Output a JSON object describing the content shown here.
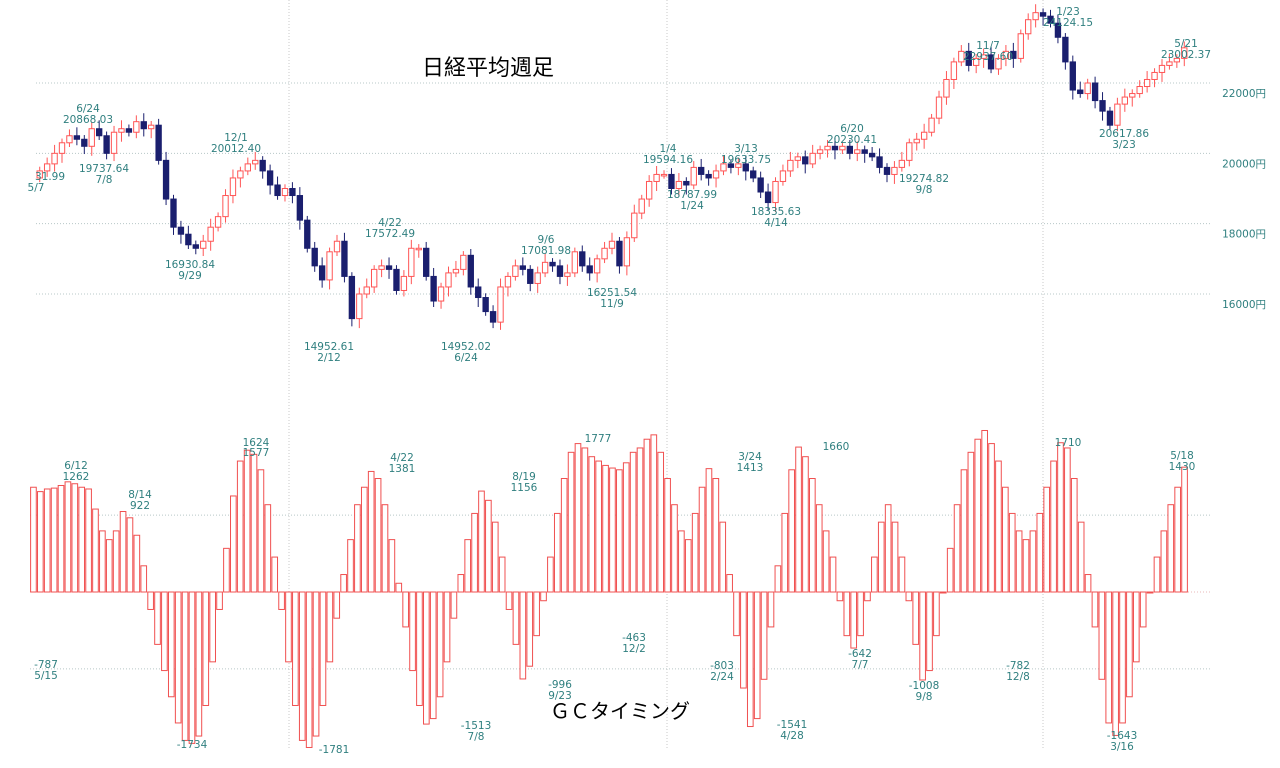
{
  "chart_data": [
    {
      "type": "candlestick",
      "title": "日経平均週足",
      "ylim": [
        15000,
        24400
      ],
      "yticks": [
        {
          "value": 16000,
          "label": "16000円"
        },
        {
          "value": 18000,
          "label": "18000円"
        },
        {
          "value": 20000,
          "label": "20000円"
        },
        {
          "value": 22000,
          "label": "22000円"
        }
      ],
      "colors": {
        "up": "#ff5555",
        "down": "#1a1f6e"
      },
      "closes": [
        19500,
        19700,
        20000,
        20300,
        20500,
        20400,
        20200,
        20700,
        20500,
        20000,
        20600,
        20700,
        20600,
        20900,
        20700,
        20800,
        19800,
        18700,
        17900,
        17700,
        17400,
        17300,
        17500,
        17900,
        18200,
        18800,
        19300,
        19500,
        19700,
        19800,
        19500,
        19100,
        18800,
        19000,
        18800,
        18100,
        17300,
        16800,
        16400,
        17200,
        17500,
        16500,
        15300,
        16000,
        16200,
        16700,
        16800,
        16700,
        16100,
        16500,
        17300,
        17300,
        16500,
        15800,
        16200,
        16600,
        16700,
        17100,
        16200,
        15900,
        15500,
        15200,
        16200,
        16500,
        16800,
        16700,
        16300,
        16600,
        16900,
        16800,
        16500,
        16600,
        17200,
        16800,
        16600,
        17000,
        17300,
        17500,
        16800,
        17600,
        18300,
        18700,
        19200,
        19400,
        19400,
        19000,
        19200,
        19100,
        19600,
        19400,
        19300,
        19500,
        19700,
        19600,
        19700,
        19500,
        19300,
        18900,
        18600,
        19200,
        19500,
        19800,
        19900,
        19700,
        20000,
        20100,
        20200,
        20100,
        20200,
        20000,
        20100,
        20000,
        19900,
        19600,
        19400,
        19600,
        19800,
        20300,
        20400,
        20600,
        21000,
        21600,
        22100,
        22600,
        22900,
        22500,
        22700,
        22800,
        22400,
        22700,
        22900,
        22700,
        23400,
        23800,
        24000,
        23900,
        23700,
        23300,
        22600,
        21800,
        21700,
        22000,
        21500,
        21200,
        20800,
        21400,
        21600,
        21700,
        21900,
        22100,
        22300,
        22500,
        22600,
        22700,
        23000
      ]
    },
    {
      "type": "bar",
      "title": "ＧＣタイミング",
      "ylim": [
        -2000,
        2000
      ],
      "values": [
        1200,
        1150,
        1180,
        1190,
        1220,
        1262,
        1240,
        1200,
        1180,
        950,
        700,
        600,
        700,
        922,
        850,
        650,
        300,
        -200,
        -600,
        -900,
        -1200,
        -1500,
        -1700,
        -1734,
        -1650,
        -1300,
        -800,
        -200,
        500,
        1100,
        1500,
        1624,
        1577,
        1400,
        1000,
        400,
        -200,
        -800,
        -1300,
        -1700,
        -1781,
        -1650,
        -1300,
        -800,
        -300,
        200,
        600,
        1000,
        1200,
        1381,
        1300,
        1000,
        600,
        100,
        -400,
        -900,
        -1300,
        -1513,
        -1450,
        -1200,
        -800,
        -300,
        200,
        600,
        900,
        1156,
        1050,
        800,
        400,
        -200,
        -600,
        -996,
        -850,
        -500,
        -100,
        400,
        900,
        1300,
        1600,
        1700,
        1650,
        1550,
        1500,
        1450,
        1420,
        1400,
        1480,
        1600,
        1650,
        1750,
        1800,
        1600,
        1300,
        1000,
        700,
        600,
        900,
        1200,
        1413,
        1300,
        800,
        200,
        -500,
        -1100,
        -1541,
        -1450,
        -1000,
        -400,
        300,
        900,
        1400,
        1660,
        1550,
        1300,
        1000,
        700,
        400,
        -100,
        -500,
        -642,
        -500,
        -100,
        400,
        800,
        1000,
        800,
        400,
        -100,
        -600,
        -1008,
        -900,
        -500,
        0,
        500,
        1000,
        1400,
        1600,
        1750,
        1850,
        1700,
        1500,
        1200,
        900,
        700,
        600,
        700,
        900,
        1200,
        1500,
        1710,
        1650,
        1300,
        800,
        200,
        -400,
        -1000,
        -1500,
        -1643,
        -1500,
        -1200,
        -800,
        -400,
        0,
        400,
        700,
        1000,
        1200,
        1430
      ],
      "gridlines": [
        880,
        0,
        -880
      ]
    }
  ],
  "annotations": {
    "price": [
      {
        "date": "6/24",
        "value": "20868.03"
      },
      {
        "date": "7/8",
        "value": "19737.64"
      },
      {
        "date": "",
        "value": "31.99"
      },
      {
        "date": "5/7",
        "value": ""
      },
      {
        "date": "12/1",
        "value": "20012.40"
      },
      {
        "date": "9/29",
        "value": "16930.84"
      },
      {
        "date": "4/22",
        "value": "17572.49"
      },
      {
        "date": "2/12",
        "value": "14952.61"
      },
      {
        "date": "6/24",
        "value": "14952.02"
      },
      {
        "date": "9/6",
        "value": "17081.98"
      },
      {
        "date": "11/9",
        "value": "16251.54"
      },
      {
        "date": "1/4",
        "value": "19594.16"
      },
      {
        "date": "1/24",
        "value": "18787.99"
      },
      {
        "date": "3/13",
        "value": "19633.75"
      },
      {
        "date": "4/14",
        "value": "18335.63"
      },
      {
        "date": "6/20",
        "value": "20230.41"
      },
      {
        "date": "9/8",
        "value": "19274.82"
      },
      {
        "date": "11/7",
        "value": "22937.60"
      },
      {
        "date": "1/23",
        "value": "24124.15"
      },
      {
        "date": "3/23",
        "value": "20617.86"
      },
      {
        "date": "5/21",
        "value": "23002.37"
      }
    ],
    "gc": [
      {
        "date": "6/12",
        "value": "1262"
      },
      {
        "date": "8/14",
        "value": "922"
      },
      {
        "date": "5/15",
        "value": "-787"
      },
      {
        "date": "",
        "value": "-1734"
      },
      {
        "date": "",
        "value": "1624"
      },
      {
        "date": "",
        "value": "1577"
      },
      {
        "date": "",
        "value": "-1781"
      },
      {
        "date": "4/22",
        "value": "1381"
      },
      {
        "date": "7/8",
        "value": "-1513"
      },
      {
        "date": "8/19",
        "value": "1156"
      },
      {
        "date": "9/23",
        "value": "-996"
      },
      {
        "date": "",
        "value": "1777"
      },
      {
        "date": "12/2",
        "value": "-463"
      },
      {
        "date": "3/24",
        "value": "1413"
      },
      {
        "date": "2/24",
        "value": "-803"
      },
      {
        "date": "4/28",
        "value": "-1541"
      },
      {
        "date": "",
        "value": "1660"
      },
      {
        "date": "7/7",
        "value": "-642"
      },
      {
        "date": "9/8",
        "value": "-1008"
      },
      {
        "date": "12/8",
        "value": "-782"
      },
      {
        "date": "",
        "value": "1710"
      },
      {
        "date": "3/16",
        "value": "-1643"
      },
      {
        "date": "5/18",
        "value": "1430"
      }
    ]
  }
}
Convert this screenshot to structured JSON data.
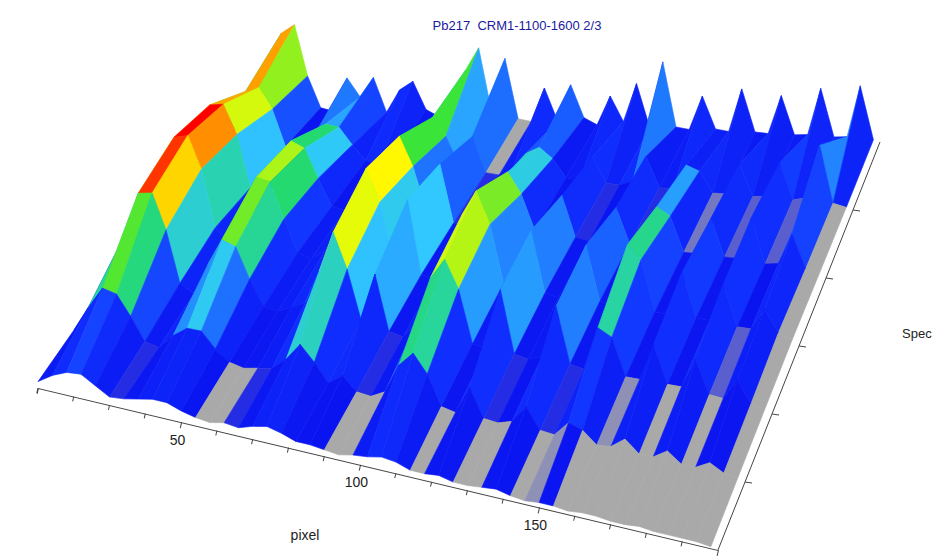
{
  "chart_data": {
    "type": "surface",
    "title": "Pb217  CRM1-1100-1600 2/3",
    "x_label": "pixel",
    "y_label": "Spec",
    "x": [
      10,
      14,
      18,
      22,
      26,
      30,
      34,
      38,
      42,
      46,
      50,
      54,
      58,
      62,
      66,
      70,
      74,
      78,
      82,
      86,
      90,
      94,
      98,
      102,
      106,
      110,
      114,
      118,
      122,
      126,
      130,
      134,
      138,
      142,
      146,
      150,
      154,
      158,
      162,
      166,
      170,
      174,
      178,
      182,
      186,
      190,
      194,
      198
    ],
    "y": [
      0,
      1,
      2,
      3,
      4,
      5,
      6
    ],
    "z": [
      [
        4,
        10,
        14,
        15,
        10,
        5,
        6,
        8,
        10,
        10,
        7,
        5,
        4,
        6,
        5,
        8,
        10,
        8,
        5,
        5,
        4,
        3,
        5,
        6,
        8,
        7,
        4,
        4,
        5,
        3,
        3,
        4,
        5,
        3,
        2,
        3,
        3,
        2,
        3,
        3,
        2,
        2,
        3,
        2,
        2,
        2,
        2,
        1
      ],
      [
        8,
        25,
        40,
        38,
        25,
        10,
        8,
        18,
        25,
        25,
        15,
        8,
        6,
        8,
        10,
        18,
        30,
        20,
        8,
        15,
        6,
        5,
        10,
        30,
        40,
        28,
        8,
        6,
        25,
        6,
        5,
        8,
        20,
        6,
        5,
        15,
        12,
        4,
        5,
        12,
        4,
        4,
        10,
        3,
        3,
        8,
        3,
        2
      ],
      [
        12,
        45,
        78,
        80,
        55,
        18,
        12,
        35,
        55,
        52,
        30,
        12,
        10,
        15,
        20,
        45,
        75,
        50,
        15,
        50,
        10,
        8,
        20,
        55,
        70,
        50,
        12,
        10,
        55,
        10,
        8,
        12,
        50,
        10,
        8,
        40,
        35,
        8,
        8,
        35,
        8,
        8,
        30,
        6,
        5,
        20,
        5,
        3
      ],
      [
        15,
        55,
        92,
        95,
        70,
        25,
        15,
        45,
        70,
        68,
        40,
        15,
        12,
        20,
        25,
        60,
        90,
        65,
        20,
        70,
        12,
        10,
        25,
        65,
        85,
        60,
        15,
        12,
        60,
        12,
        10,
        15,
        55,
        12,
        10,
        60,
        50,
        10,
        10,
        45,
        10,
        10,
        40,
        8,
        8,
        25,
        8,
        4
      ],
      [
        12,
        50,
        88,
        90,
        65,
        20,
        12,
        40,
        65,
        60,
        35,
        12,
        10,
        18,
        20,
        55,
        80,
        55,
        18,
        60,
        10,
        8,
        20,
        45,
        60,
        42,
        12,
        10,
        45,
        10,
        8,
        12,
        40,
        10,
        8,
        45,
        38,
        8,
        8,
        40,
        8,
        8,
        45,
        6,
        8,
        35,
        6,
        3
      ],
      [
        8,
        40,
        65,
        70,
        50,
        15,
        8,
        25,
        40,
        38,
        22,
        8,
        6,
        12,
        14,
        35,
        55,
        38,
        12,
        40,
        6,
        5,
        12,
        28,
        35,
        25,
        8,
        6,
        30,
        6,
        5,
        10,
        35,
        6,
        5,
        30,
        25,
        5,
        5,
        35,
        5,
        6,
        40,
        5,
        8,
        60,
        5,
        2
      ],
      [
        2,
        30,
        85,
        95,
        40,
        6,
        3,
        40,
        20,
        42,
        5,
        30,
        40,
        10,
        3,
        8,
        55,
        80,
        10,
        70,
        5,
        3,
        40,
        5,
        45,
        10,
        3,
        35,
        8,
        50,
        3,
        75,
        5,
        3,
        40,
        5,
        3,
        50,
        4,
        3,
        45,
        3,
        4,
        55,
        3,
        4,
        60,
        2
      ]
    ],
    "xlim": [
      10,
      200
    ],
    "xticks": [
      50,
      100,
      150
    ],
    "x_minor_ticks": [
      10,
      20,
      30,
      40,
      60,
      70,
      80,
      90,
      110,
      120,
      130,
      140,
      160,
      170,
      180,
      190
    ],
    "ylim": [
      0,
      6
    ],
    "y_minor_ticks": [
      1,
      2,
      3,
      4,
      5
    ],
    "zlim": [
      0,
      100
    ],
    "tick_labels": "x"
  }
}
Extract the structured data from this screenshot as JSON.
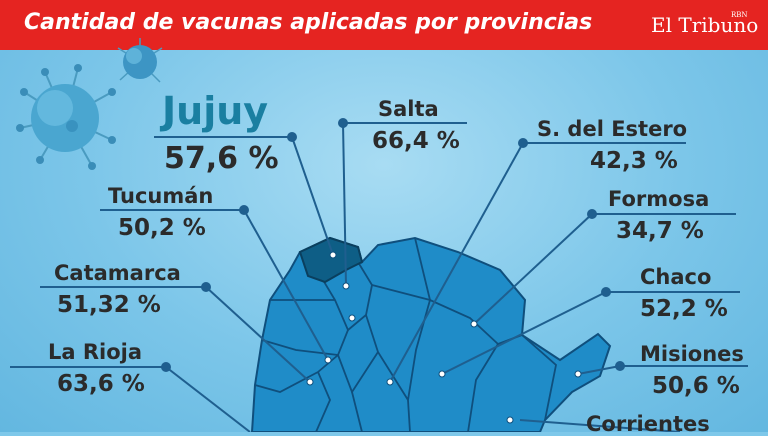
{
  "header": {
    "title": "Cantidad de vacunas aplicadas por provincias",
    "logo": "El Tribuno",
    "logo_sup": "RBN"
  },
  "provinces": [
    {
      "name": "Jujuy",
      "value": "57,6 %"
    },
    {
      "name": "Salta",
      "value": "66,4 %"
    },
    {
      "name": "S. del Estero",
      "value": "42,3 %"
    },
    {
      "name": "Tucumán",
      "value": "50,2 %"
    },
    {
      "name": "Formosa",
      "value": "34,7 %"
    },
    {
      "name": "Catamarca",
      "value": "51,32 %"
    },
    {
      "name": "Chaco",
      "value": "52,2 %"
    },
    {
      "name": "La Rioja",
      "value": "63,6 %"
    },
    {
      "name": "Misiones",
      "value": "50,6 %"
    },
    {
      "name": "Corrientes",
      "value": ""
    }
  ],
  "colors": {
    "header": "#e52421",
    "background": "#7ec8ea",
    "map_fill": "#1f8cc8",
    "highlight": "#0e5e86",
    "line": "#1f5f8f"
  }
}
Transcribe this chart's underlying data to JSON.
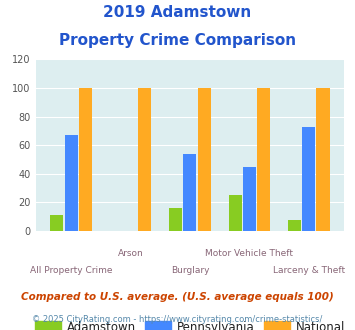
{
  "title_line1": "2019 Adamstown",
  "title_line2": "Property Crime Comparison",
  "categories": [
    "All Property Crime",
    "Arson",
    "Burglary",
    "Motor Vehicle Theft",
    "Larceny & Theft"
  ],
  "adamstown": [
    11,
    0,
    16,
    25,
    8
  ],
  "pennsylvania": [
    67,
    0,
    54,
    45,
    73
  ],
  "national": [
    100,
    100,
    100,
    100,
    100
  ],
  "colors": {
    "adamstown": "#88cc22",
    "pennsylvania": "#4488ff",
    "national": "#ffaa22"
  },
  "ylim": [
    0,
    120
  ],
  "yticks": [
    0,
    20,
    40,
    60,
    80,
    100,
    120
  ],
  "title_color": "#2255cc",
  "xlabel_color_top": "#aa8899",
  "xlabel_color_bot": "#886677",
  "legend_labels": [
    "Adamstown",
    "Pennsylvania",
    "National"
  ],
  "footnote1": "Compared to U.S. average. (U.S. average equals 100)",
  "footnote2": "© 2025 CityRating.com - https://www.cityrating.com/crime-statistics/",
  "bg_color": "#ddeef0",
  "bar_width": 0.22
}
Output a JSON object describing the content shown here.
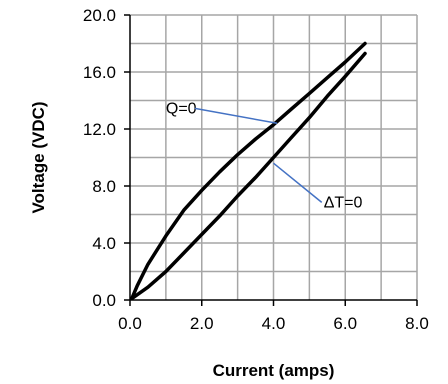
{
  "chart_data": {
    "type": "line",
    "title": "",
    "xlabel": "Current (amps)",
    "ylabel": "Voltage (VDC)",
    "xlim": [
      0,
      8
    ],
    "ylim": [
      0,
      20
    ],
    "x_ticks": [
      "0.0",
      "2.0",
      "4.0",
      "6.0",
      "8.0"
    ],
    "y_ticks": [
      "0.0",
      "4.0",
      "8.0",
      "12.0",
      "16.0",
      "20.0"
    ],
    "x_tick_values": [
      0,
      2,
      4,
      6,
      8
    ],
    "y_tick_values": [
      0,
      4,
      8,
      12,
      16,
      20
    ],
    "grid": true,
    "grid_step": {
      "x": 1,
      "y": 2
    },
    "colors": {
      "curve": "#000000",
      "leader": "#4472c4",
      "grid": "#a6a6a6",
      "axis": "#000000"
    },
    "series": [
      {
        "x": [
          0.05,
          0.2,
          0.5,
          1.0,
          1.5,
          2.0,
          2.5,
          3.0,
          3.5,
          4.0,
          4.5,
          5.0,
          5.5,
          6.0,
          6.55
        ],
        "y": [
          0.1,
          1.0,
          2.5,
          4.5,
          6.3,
          7.7,
          9.0,
          10.2,
          11.3,
          12.3,
          13.4,
          14.5,
          15.6,
          16.7,
          18.0
        ]
      },
      {
        "x": [
          0.05,
          0.5,
          1.0,
          1.5,
          2.0,
          2.5,
          3.0,
          3.5,
          4.0,
          4.5,
          5.0,
          5.5,
          6.0,
          6.55
        ],
        "y": [
          0.1,
          0.9,
          2.0,
          3.3,
          4.6,
          5.9,
          7.3,
          8.6,
          10.0,
          11.4,
          12.8,
          14.3,
          15.7,
          17.3
        ]
      }
    ],
    "annotations": [
      {
        "label": "Q=0",
        "point": [
          4.1,
          12.4
        ],
        "text_at": [
          1.0,
          13.1
        ]
      },
      {
        "label": "ΔT=0",
        "point": [
          4.0,
          9.6
        ],
        "text_at": [
          5.4,
          6.5
        ]
      }
    ]
  }
}
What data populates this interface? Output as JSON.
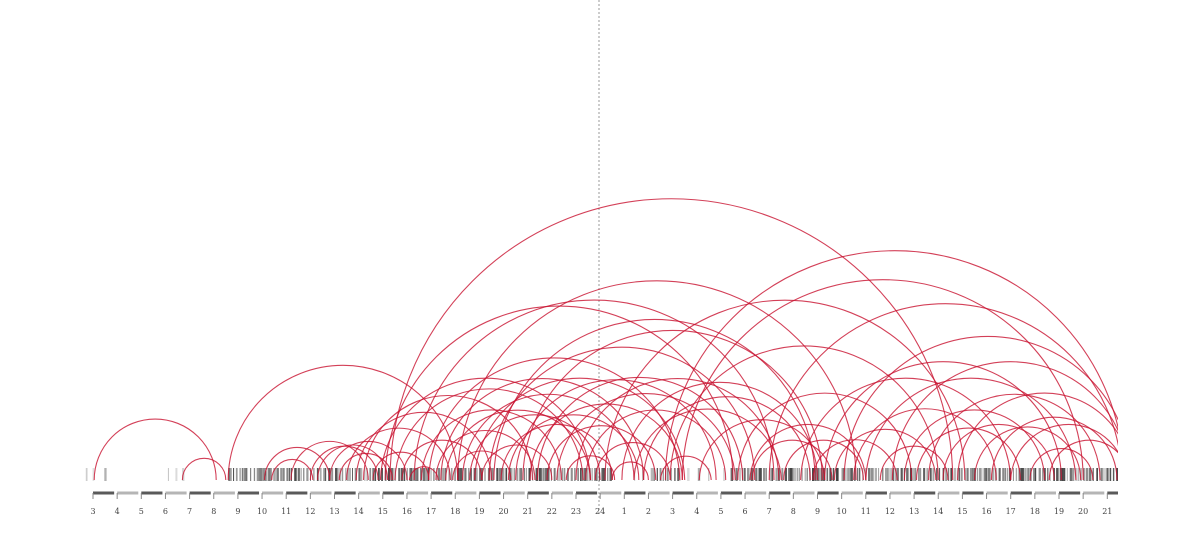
{
  "chart_data": {
    "type": "arc",
    "colors": {
      "arc": "#c8102e",
      "midline": "#9a9a9a",
      "axis_dark": "#5a5a5a",
      "axis_light": "#b5b5b5",
      "barcode": "#3a3a3a"
    },
    "hour_labels": [
      "3",
      "4",
      "5",
      "6",
      "7",
      "8",
      "9",
      "10",
      "11",
      "12",
      "13",
      "14",
      "15",
      "16",
      "17",
      "18",
      "19",
      "20",
      "21",
      "22",
      "23",
      "24",
      "1",
      "2",
      "3",
      "4",
      "5",
      "6",
      "7",
      "8",
      "9",
      "10",
      "11",
      "12",
      "13",
      "14",
      "15",
      "16",
      "17",
      "18",
      "19",
      "20",
      "21"
    ],
    "arcs": [
      [
        0.05,
        5.1
      ],
      [
        3.7,
        5.5
      ],
      [
        5.6,
        15.1
      ],
      [
        7.1,
        9.8
      ],
      [
        7.4,
        9.1
      ],
      [
        8.2,
        11.4
      ],
      [
        9.0,
        11.8
      ],
      [
        9.3,
        12.2
      ],
      [
        9.8,
        13.0
      ],
      [
        10.2,
        12.4
      ],
      [
        10.5,
        14.8
      ],
      [
        10.9,
        16.5
      ],
      [
        11.2,
        18.2
      ],
      [
        11.6,
        13.9
      ],
      [
        11.9,
        20.6
      ],
      [
        12.1,
        26.5
      ],
      [
        12.3,
        35.6
      ],
      [
        12.5,
        20.3
      ],
      [
        12.8,
        16.1
      ],
      [
        13.1,
        14.3
      ],
      [
        13.3,
        28.2
      ],
      [
        13.6,
        19.4
      ],
      [
        13.9,
        24.3
      ],
      [
        14.2,
        18.3
      ],
      [
        14.4,
        22.8
      ],
      [
        14.6,
        20.6
      ],
      [
        14.9,
        17.3
      ],
      [
        15.1,
        31.6
      ],
      [
        15.3,
        22.4
      ],
      [
        15.6,
        21.0
      ],
      [
        15.8,
        24.5
      ],
      [
        16.1,
        19.0
      ],
      [
        16.4,
        27.4
      ],
      [
        16.6,
        29.9
      ],
      [
        16.9,
        21.5
      ],
      [
        17.2,
        22.6
      ],
      [
        17.5,
        25.8
      ],
      [
        17.8,
        30.2
      ],
      [
        18.1,
        24.4
      ],
      [
        18.4,
        26.9
      ],
      [
        18.8,
        23.3
      ],
      [
        19.2,
        26.6
      ],
      [
        19.6,
        21.6
      ],
      [
        20.0,
        28.4
      ],
      [
        20.4,
        26.2
      ],
      [
        20.8,
        23.9
      ],
      [
        21.2,
        36.1
      ],
      [
        21.5,
        23.0
      ],
      [
        21.9,
        30.0
      ],
      [
        22.4,
        28.5
      ],
      [
        22.8,
        29.7
      ],
      [
        23.5,
        25.6
      ],
      [
        23.7,
        42.7
      ],
      [
        23.9,
        35.0
      ],
      [
        24.4,
        41.0
      ],
      [
        25.1,
        30.3
      ],
      [
        26.7,
        33.9
      ],
      [
        27.2,
        32.0
      ],
      [
        27.3,
        30.6
      ],
      [
        28.0,
        42.6
      ],
      [
        28.6,
        31.9
      ],
      [
        29.3,
        38.0
      ],
      [
        29.8,
        33.3
      ],
      [
        30.3,
        40.1
      ],
      [
        30.7,
        34.9
      ],
      [
        31.1,
        43.0
      ],
      [
        31.5,
        37.4
      ],
      [
        32.0,
        40.7
      ],
      [
        32.6,
        35.4
      ],
      [
        33.1,
        42.9
      ],
      [
        33.6,
        39.4
      ],
      [
        34.1,
        38.4
      ],
      [
        34.6,
        41.7
      ],
      [
        35.2,
        39.8
      ],
      [
        35.8,
        43.0
      ],
      [
        36.5,
        40.9
      ],
      [
        37.2,
        42.4
      ],
      [
        38.0,
        42.8
      ],
      [
        38.8,
        41.4
      ],
      [
        39.6,
        42.9
      ]
    ]
  }
}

---*---

What you will do: Within the listing, how many lines hold the word "type"? Only the number is to be given.

Response: 5